WORK TO COMPLETE: Print the passage on repetition in music between "Repetition overlapping like" and "becomes a crab.", inclusive.

READING PASSAGE:
====

Repetition is a core consideration for the music maker.

 

What gets repeated?

When is it repeated?

How is it repeated?

Why is it repeated?

 

What is changed?

1.b.

The ostinato - a musical idea which is repeated over and over again. Often, rhythm is the most pronounced part of an ostinato, but it doesn't have to be. Pitch can be an important part of an ostinato as well (see: the ground bass).

2.a.

do so la mi fa do fa so

do so la mi fa do fa so

do so la mi fa do fa so

do so la mi fa do fa so

...

...

...

3.a.

Fourteen Minutes of Music on the Subject of Greeting Cards repeats most obviously an alternation between two notes: one note repeated, a sharp alternation of a half-step, the new note repeated.

The rhythm is less clearly repeated. The ear senses similarity but the experience is uncertain.

Not quite an ostinato, the opening motive nevertheless has the character of one. Or perhaps it is an ostinato. Had I easy access to a score, I could confirm one way or the other.

I don't. I suspect, for the purposes of the listening experience, it doesn't much matter. Even if I knew it were an actual ostinato, could I hear it as one? How many repetitions would I need to hear before I did? If it isn't an actual ostinato, could I hear the subtle changes made over the course of fourteen minutes? How many repetitions would I need to hear before I could?

Again - would the ability to discern by ear one way or another aid the work's idea? Or is the work more concerned with the inability to perceive the true nature of the perhaps-quasi-ostinato pattern, caught indecisive between two equally plausible answers?

1.c.

The round, or canon (not to be confused with cannon, or Kannon) - a musical form in which multiple voices sing the same melody with staggered entrances (voices singing "in imitation" a theorist might say). Row, Row, Row Your Boat, basically.

Repetition overlapping like waves in a pool, creating difference.

Musical canon might not involve strict repetition. There might be a rule - play the imitation upside down; play the imitation at a higher/lower starting pitch; play the imitation backwards; play the imitation such that the work, like all of life, becomes a crab.

3.b.

====

Records from a data source
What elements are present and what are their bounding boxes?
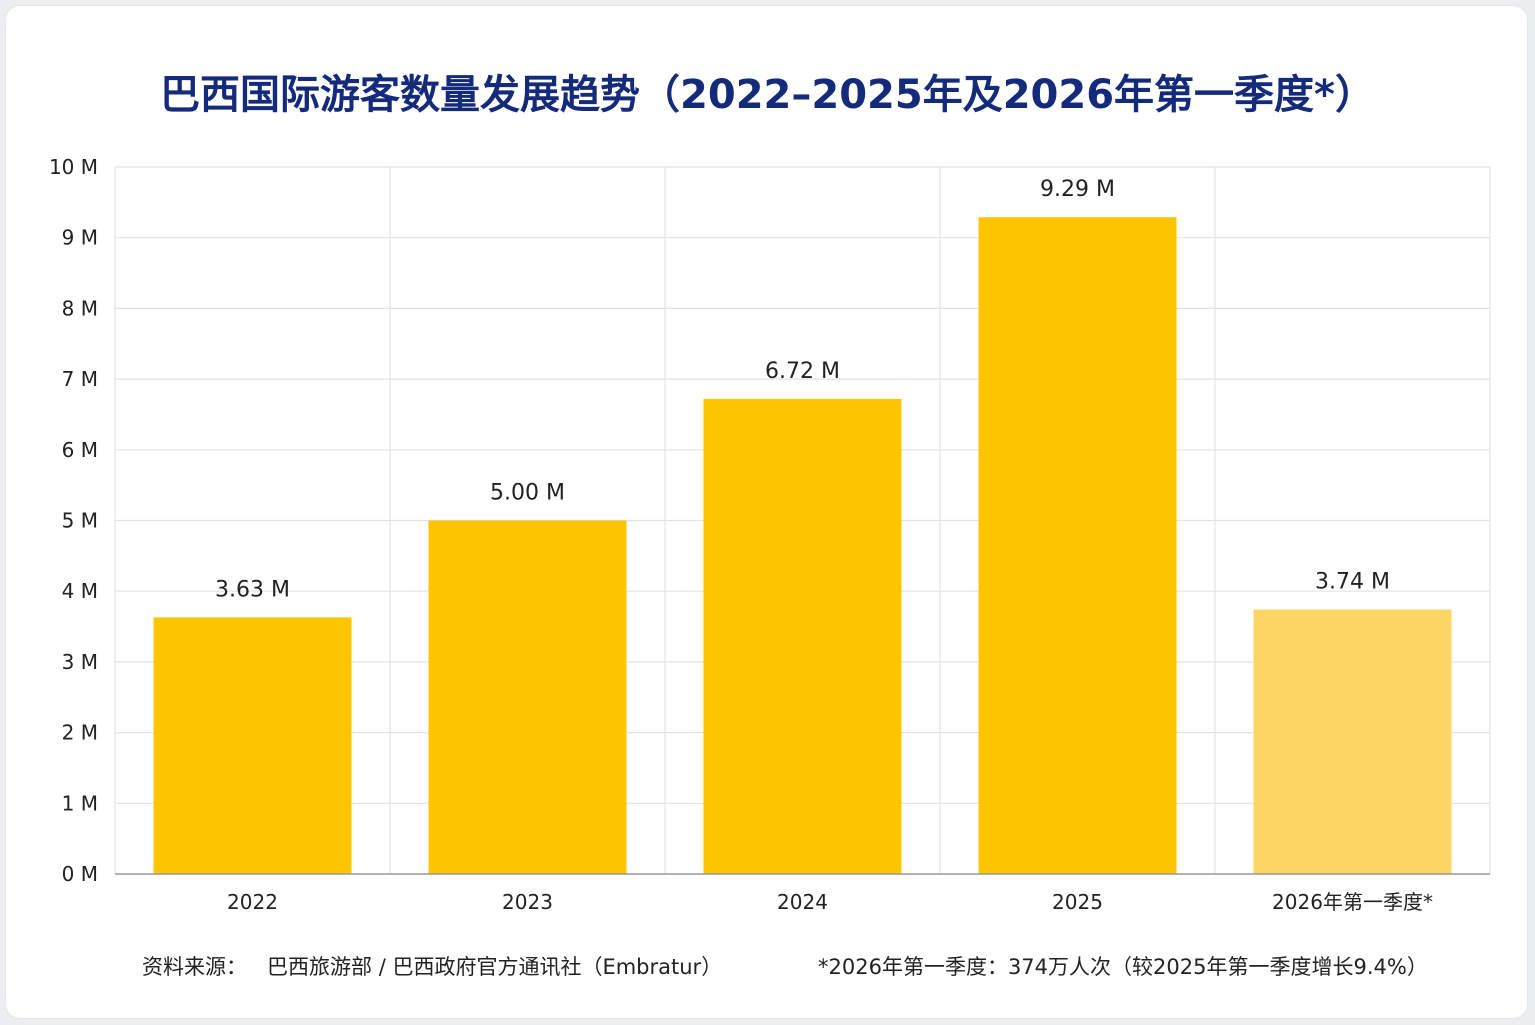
y-tick-label: 5 M (62, 509, 98, 533)
y-tick-label: 1 M (62, 791, 98, 815)
bar-value-label: 3.63 M (215, 577, 290, 602)
y-tick-label: 2 M (62, 721, 98, 745)
x-tick-label: 2026年第一季度* (1272, 890, 1433, 914)
bar (428, 520, 627, 874)
y-tick-label: 9 M (62, 226, 98, 250)
x-tick-label: 2022 (227, 890, 278, 914)
bar-value-label: 6.72 M (765, 359, 840, 384)
q1-2026-footnote: *2026年第一季度：374万人次（较2025年第一季度增长9.4%） (818, 955, 1428, 979)
y-tick-label: 6 M (62, 438, 98, 462)
bar-value-label: 3.74 M (1315, 570, 1390, 595)
chart-title: 巴西国际游客数量发展趋势（2022–2025年及2026年第一季度*） (160, 72, 1375, 118)
x-tick-label: 2025 (1052, 890, 1103, 914)
bar (978, 217, 1177, 874)
y-tick-label: 10 M (49, 155, 98, 179)
x-tick-label: 2024 (777, 890, 828, 914)
y-tick-label: 8 M (62, 296, 98, 320)
source-footnote: 资料来源： 巴西旅游部 / 巴西政府官方通讯社（Embratur） (142, 951, 722, 983)
bar (153, 617, 352, 874)
y-tick-label: 4 M (62, 579, 98, 603)
bar (703, 398, 902, 874)
bar-value-label: 9.29 M (1040, 177, 1115, 202)
y-tick-label: 3 M (62, 650, 98, 674)
bar-value-label: 5.00 M (490, 481, 565, 506)
bar (1253, 609, 1452, 874)
source-label: 资料来源： (142, 955, 247, 979)
y-tick-label: 7 M (62, 367, 98, 391)
y-tick-label: 0 M (62, 862, 98, 886)
x-tick-label: 2023 (502, 890, 553, 914)
source-text: 巴西旅游部 / 巴西政府官方通讯社（Embratur） (267, 955, 723, 979)
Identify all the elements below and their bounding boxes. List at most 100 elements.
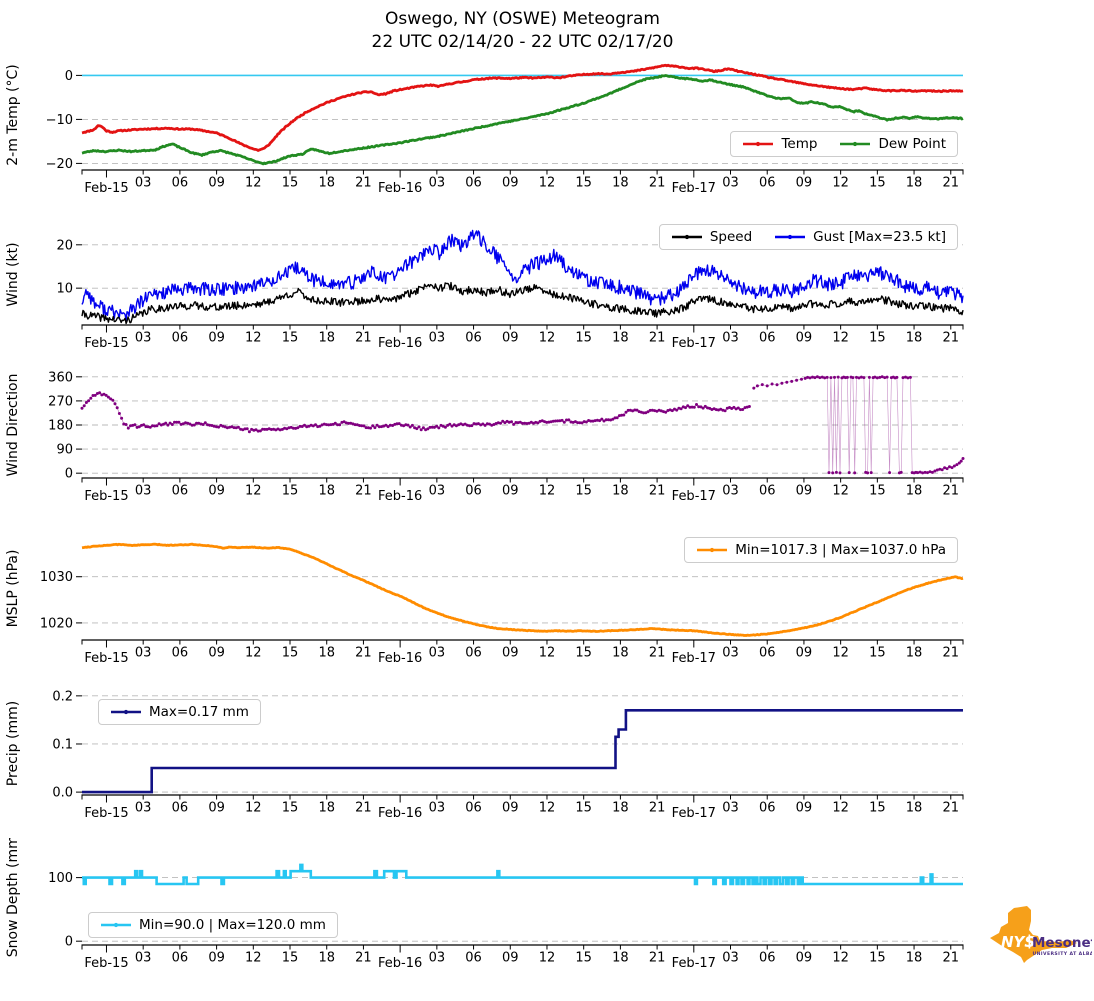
x-tick-label: 06 (172, 646, 189, 661)
x-tick-label: 03 (722, 801, 739, 816)
x-tick-label: 18 (906, 331, 923, 346)
legend-line-sample (743, 141, 774, 147)
x-tick-label: 18 (906, 176, 923, 191)
x-tick-label: 21 (355, 331, 372, 346)
y-tick-label: 1030 (40, 570, 73, 585)
x-tick-label: 15 (282, 484, 299, 499)
y-axis-label-temp: 2-m Temp (°C) (5, 64, 21, 166)
x-tick-label: 18 (612, 176, 629, 191)
legend-item: Dew Point (839, 136, 946, 152)
x-tick-label: Feb-17 (672, 489, 716, 504)
legend-line-sample (697, 547, 728, 553)
x-tick-label: 12 (832, 801, 849, 816)
x-tick-label: 21 (942, 951, 959, 966)
wind-direction-wrap-points (752, 375, 965, 475)
x-tick-label: 06 (465, 646, 482, 661)
x-tick-label: Feb-15 (84, 806, 128, 821)
x-tick-label: 06 (759, 951, 776, 966)
x-tick-label: 21 (942, 331, 959, 346)
x-tick-label: 12 (539, 801, 556, 816)
x-tick-label: Feb-15 (84, 489, 128, 504)
x-tick-label: 12 (539, 484, 556, 499)
nys-mesonet-logo: NYS Mesonet UNIVERSITY AT ALBANY (980, 901, 1094, 971)
x-tick-label: 03 (135, 176, 152, 191)
plot-wind: 20 10 Feb-15 03 06 09 12 15 18 21 Feb-16 03 06 09 12 15… (5, 229, 964, 351)
legend-label: Min=90.0 | Max=120.0 mm (139, 917, 326, 933)
wind-direction-scatter (80, 391, 751, 434)
x-tick-label: 18 (906, 801, 923, 816)
logo-nys-text: NYS (1001, 933, 1035, 951)
x-tick-label: 09 (796, 951, 813, 966)
x-tick-label: 12 (245, 176, 262, 191)
legend-line-sample (111, 709, 141, 715)
legend-label: Gust [Max=23.5 kt] (813, 229, 946, 245)
x-tick-label: 12 (832, 951, 849, 966)
legend-label: Min=1017.3 | Max=1037.0 hPa (735, 542, 946, 558)
x-tick-label: 09 (502, 951, 519, 966)
x-tick-label: 03 (135, 801, 152, 816)
x-tick-label: 06 (465, 331, 482, 346)
x-tick-label: Feb-17 (672, 181, 716, 196)
wind-speed-line (81, 281, 964, 325)
wind-gust-line (81, 229, 964, 322)
x-tick-label: 18 (318, 801, 335, 816)
logo-subtitle-text: UNIVERSITY AT ALBANY (1033, 951, 1093, 957)
x-tick-label: 12 (539, 331, 556, 346)
x-tick-label: Feb-16 (378, 489, 422, 504)
plot-temp: 0 −10 −20 Feb-15 03 06 09 12 15 18 21 Feb-16 03 06 09 1… (5, 63, 964, 196)
x-tick-label: 03 (429, 331, 446, 346)
x-tick-label: 03 (429, 646, 446, 661)
x-tick-label: 12 (245, 951, 262, 966)
x-tick-label: 21 (942, 646, 959, 661)
x-tick-label: 18 (906, 646, 923, 661)
ny-state-icon: NYS Mesonet UNIVERSITY AT ALBANY (990, 906, 1094, 963)
x-tick-label: 03 (135, 951, 152, 966)
x-tick-label: 15 (575, 801, 592, 816)
x-tick-label: 09 (208, 484, 225, 499)
legend-item: Temp (742, 136, 817, 152)
x-tick-label: 21 (355, 801, 372, 816)
x-tick-label: 18 (318, 951, 335, 966)
x-tick-label: 18 (612, 801, 629, 816)
x-tick-label: 09 (502, 801, 519, 816)
x-tick-label: Feb-15 (84, 336, 128, 351)
legend-snow-depth: Min=90.0 | Max=120.0 mm (88, 912, 338, 938)
legend-label: Max=0.17 mm (149, 704, 249, 720)
x-tick-label: 15 (575, 646, 592, 661)
panel-precip: 0.2 0.1 0.0 Feb-15 03 06 09 12 15 18 21 Feb-16 03 06 0… (0, 688, 1094, 838)
x-tick-label: 06 (759, 646, 776, 661)
x-tick-label: 15 (282, 331, 299, 346)
x-tick-label: 06 (465, 484, 482, 499)
x-tick-label: 18 (612, 646, 629, 661)
legend-line-sample (840, 141, 871, 147)
legend-label: Dew Point (878, 136, 946, 152)
y-tick-label: 0 (65, 467, 73, 482)
legend-item: Gust [Max=23.5 kt] (774, 229, 946, 245)
x-tick-label: 18 (906, 951, 923, 966)
x-tick-label: 18 (318, 484, 335, 499)
x-tick-label: 21 (942, 801, 959, 816)
x-tick-label: 21 (942, 176, 959, 191)
mslp-line (81, 542, 964, 637)
x-tick-label: 21 (649, 176, 666, 191)
x-tick-label: 18 (318, 176, 335, 191)
x-tick-label: 15 (869, 176, 886, 191)
y-tick-label: 90 (56, 443, 73, 458)
legend-line-sample (101, 922, 131, 928)
x-tick-label: 09 (796, 646, 813, 661)
x-tick-label: Feb-17 (672, 651, 716, 666)
plot-precip: 0.2 0.1 0.0 Feb-15 03 06 09 12 15 18 21 Feb-16 03 06 0… (5, 689, 964, 821)
y-axis-label-wind-direction: Wind Direction (5, 374, 21, 477)
y-tick-label: 180 (48, 419, 73, 434)
y-axis-label-snow-depth: Snow Depth (mm) (5, 838, 21, 957)
y-tick-label: 20 (56, 238, 73, 253)
y-axis-label-wind: Wind (kt) (5, 242, 21, 306)
x-tick-label: 15 (869, 801, 886, 816)
y-axis-label-precip: Precip (mm) (5, 701, 21, 786)
panel-wind: 20 10 Feb-15 03 06 09 12 15 18 21 Feb-16 03 06 09 12 15… (0, 222, 1094, 368)
x-tick-label: 12 (832, 484, 849, 499)
x-tick-label: 15 (575, 484, 592, 499)
x-tick-label: 03 (722, 484, 739, 499)
y-tick-label: 360 (48, 370, 73, 385)
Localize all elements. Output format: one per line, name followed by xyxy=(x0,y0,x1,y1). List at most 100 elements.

====

SOLUTION TO THIS TASK:
Repetition overlapping like waves in a pool, creating difference.

Musical canon might not involve strict repetition. There might be a rule - play the imitation upside down; play the imitation at a higher/lower starting pitch; play the imitation backwards; play the imitation such that the work, like all of life, becomes a crab.